* PAGE EXCERPT:

'''

Art from Teano
Highlighted Works of Art - 2007 Autumn


Until the 19th century the art of ancient Italy meant the art of Rome and Etruria. The concept of ancient art comprising the whole of Italy is contemporaneous with the strengthening of Italian unification movements. In the 20th century, between the wars, scholarly debate centred around the common characteristics of this hypothetically unified Italian art. Later, however, there appeared an ever increasing effort to determine the individual characteristics of certain peoples and regions, and to identify what separates them from each other within this unity. Afterwards, the typical character of larger centers (such as Tarentum, Capua, or Canosa, besides the Etruscan cities) slowly began to be observed, and it is certainly worthwhile to analyze the remains of smaller cities from this aspect, even if they found themselves bypassed by the march of politics and history. One of these cities is Teano.
Located on the northern border of modern Campania, the settlement of Teano - ancient Teanum Sidicinum - lies on the southern slope of the volcanic Rocca Monfina, and today has about thirteen thousand inhabitants. It is generally known only for a single scene which entered the political mythology of modern Italy: the "Handshake of Teano". It was here that in October, 1860 Garibaldi, marching north after having overthrown the Kingdom of Naples, met Victor Emanuel II, and abandoning his republican dreams, hailed the latter as king of a new, unified Italy. Ancient written sources and archaeological records, however, have more to say.

As excavations attest, the environs of Teano were inhabited as early as the Bronze Age. They were occupied by the Sidicini, an Oscan-speaking Italic people, around the middle of the 6th century BC, and the city of Teanum emerged as a centre for their sporadic settlements around the middle of the 4th century. The heyday of its independent life came between the last third of the 4th, and the beginning of the 3rd centuries, a period of decisive battles between Rome and the Italic peoples. Later Teanum went on to become a Roman city, although the inhabitants kept their Oscan language until the first century BC. Little remains of the ancient city and its architecture. One can still see the ruins of a theatre rebuilt in the Roman imperial period and of the Roman baths. But our knowledge of its art prior to the Roman occupation is increasing, thanks mainly to the exploration of one of its cemeteries at the beginning of the 20th century, followed by excavations at urban and neighbouring extra-urban sanctuaries from the 1960s onwards. Of these places, two stand out for the wealth and variety of their finds. These are the sanctuary of Loreto within the city, and another sanctuary site a small distance away in Fondo Ruozzo. Both sanctuaries are still anonymous, and they may possibly have served as cult places for a number of deities, among whom Hercules is the most significant in Loreto, while Demeter and Populona, who was identified with Juno, are prominent at the other site. The series of votive objects unearthed at the two sanctuaries begins in the 6th century and continues, after a break of several decades, into the heyday of Teanum.
The city lay near the junction of roads connecting the northern and southern part of the peninsula, and close to Capua (today S. Maria Capua Vetere), the largest town in inner Campania. It is no wonder, then, that Etruscan, south Italian, and above all, Capuan production exercised a decisive influence over Teanese art from the very beginning, and that objects imported from these places - especially from Capua - were also unearthed among the finds. The nearest town, Cales (today Calvi), which was separated from Teanum only by two sanctuaries of Fortuna-Tyche which remain unexplored to this day, was in artistic terms its twin city. In all probability several local workshops produced goods for both markets, which makes it rather difficult to determine their real location. These different influences, however, do not obscure the independent characteristics of the art of Teanum, which are conspicuous from the very beginning, manifesting themselves both in genre and style without ever losing their more generally Italic character.

'''

* Region and label listings:
'''

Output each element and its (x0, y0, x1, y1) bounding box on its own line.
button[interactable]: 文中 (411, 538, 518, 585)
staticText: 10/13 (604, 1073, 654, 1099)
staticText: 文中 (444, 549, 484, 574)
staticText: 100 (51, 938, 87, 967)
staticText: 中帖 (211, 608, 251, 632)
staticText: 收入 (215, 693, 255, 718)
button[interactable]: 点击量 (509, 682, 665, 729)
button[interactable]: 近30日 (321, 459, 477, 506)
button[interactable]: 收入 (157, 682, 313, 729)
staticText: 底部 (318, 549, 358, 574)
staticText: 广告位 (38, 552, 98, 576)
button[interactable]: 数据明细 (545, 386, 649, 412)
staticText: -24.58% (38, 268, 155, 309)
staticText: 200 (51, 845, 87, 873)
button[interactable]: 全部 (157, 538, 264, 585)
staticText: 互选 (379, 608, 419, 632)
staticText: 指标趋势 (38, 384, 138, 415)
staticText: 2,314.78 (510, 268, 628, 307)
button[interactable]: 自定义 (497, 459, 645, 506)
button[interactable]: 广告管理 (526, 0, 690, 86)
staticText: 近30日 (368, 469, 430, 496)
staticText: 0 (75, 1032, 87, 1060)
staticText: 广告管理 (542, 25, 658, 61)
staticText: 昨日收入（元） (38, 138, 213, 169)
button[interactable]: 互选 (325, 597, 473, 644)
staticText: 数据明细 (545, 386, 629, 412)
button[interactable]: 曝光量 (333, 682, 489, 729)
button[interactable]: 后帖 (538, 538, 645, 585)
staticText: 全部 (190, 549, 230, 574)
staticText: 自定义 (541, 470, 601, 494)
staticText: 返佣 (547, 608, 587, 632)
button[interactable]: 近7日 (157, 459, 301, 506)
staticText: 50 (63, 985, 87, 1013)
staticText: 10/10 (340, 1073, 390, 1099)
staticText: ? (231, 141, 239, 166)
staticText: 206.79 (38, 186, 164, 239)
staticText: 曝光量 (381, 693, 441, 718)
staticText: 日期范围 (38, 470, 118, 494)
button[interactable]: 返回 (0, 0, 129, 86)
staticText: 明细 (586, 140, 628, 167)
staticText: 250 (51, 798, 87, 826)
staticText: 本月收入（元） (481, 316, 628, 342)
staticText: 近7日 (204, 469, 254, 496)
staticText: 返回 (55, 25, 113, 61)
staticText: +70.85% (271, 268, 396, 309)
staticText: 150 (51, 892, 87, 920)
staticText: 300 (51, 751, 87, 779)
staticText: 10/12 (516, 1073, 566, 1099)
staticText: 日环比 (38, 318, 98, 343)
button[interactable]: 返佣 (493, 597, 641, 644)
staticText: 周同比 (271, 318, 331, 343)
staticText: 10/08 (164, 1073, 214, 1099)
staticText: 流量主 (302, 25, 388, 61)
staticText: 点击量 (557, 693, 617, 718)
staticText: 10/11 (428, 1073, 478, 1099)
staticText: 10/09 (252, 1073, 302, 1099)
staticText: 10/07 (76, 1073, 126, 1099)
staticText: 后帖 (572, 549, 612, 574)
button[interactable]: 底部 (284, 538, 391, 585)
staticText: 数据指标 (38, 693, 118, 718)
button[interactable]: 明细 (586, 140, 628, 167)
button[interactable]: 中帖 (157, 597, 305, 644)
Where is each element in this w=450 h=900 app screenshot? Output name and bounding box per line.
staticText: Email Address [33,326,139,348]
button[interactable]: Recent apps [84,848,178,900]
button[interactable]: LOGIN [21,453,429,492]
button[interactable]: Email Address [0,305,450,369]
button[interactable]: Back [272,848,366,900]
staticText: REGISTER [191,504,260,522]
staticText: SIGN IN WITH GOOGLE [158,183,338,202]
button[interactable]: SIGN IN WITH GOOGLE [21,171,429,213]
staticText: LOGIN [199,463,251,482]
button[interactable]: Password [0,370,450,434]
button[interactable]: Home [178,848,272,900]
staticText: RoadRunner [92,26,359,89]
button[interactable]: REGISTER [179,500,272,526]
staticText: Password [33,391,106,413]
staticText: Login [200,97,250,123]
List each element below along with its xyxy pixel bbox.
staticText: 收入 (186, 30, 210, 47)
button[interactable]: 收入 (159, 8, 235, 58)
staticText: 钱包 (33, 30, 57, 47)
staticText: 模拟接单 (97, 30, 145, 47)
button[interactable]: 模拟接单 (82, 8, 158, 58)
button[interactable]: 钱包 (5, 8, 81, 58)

'''

In the text on art from Teano, which deity is named as the most significant at the sanctuary of Loreto?

* THE RESULT:
Hercules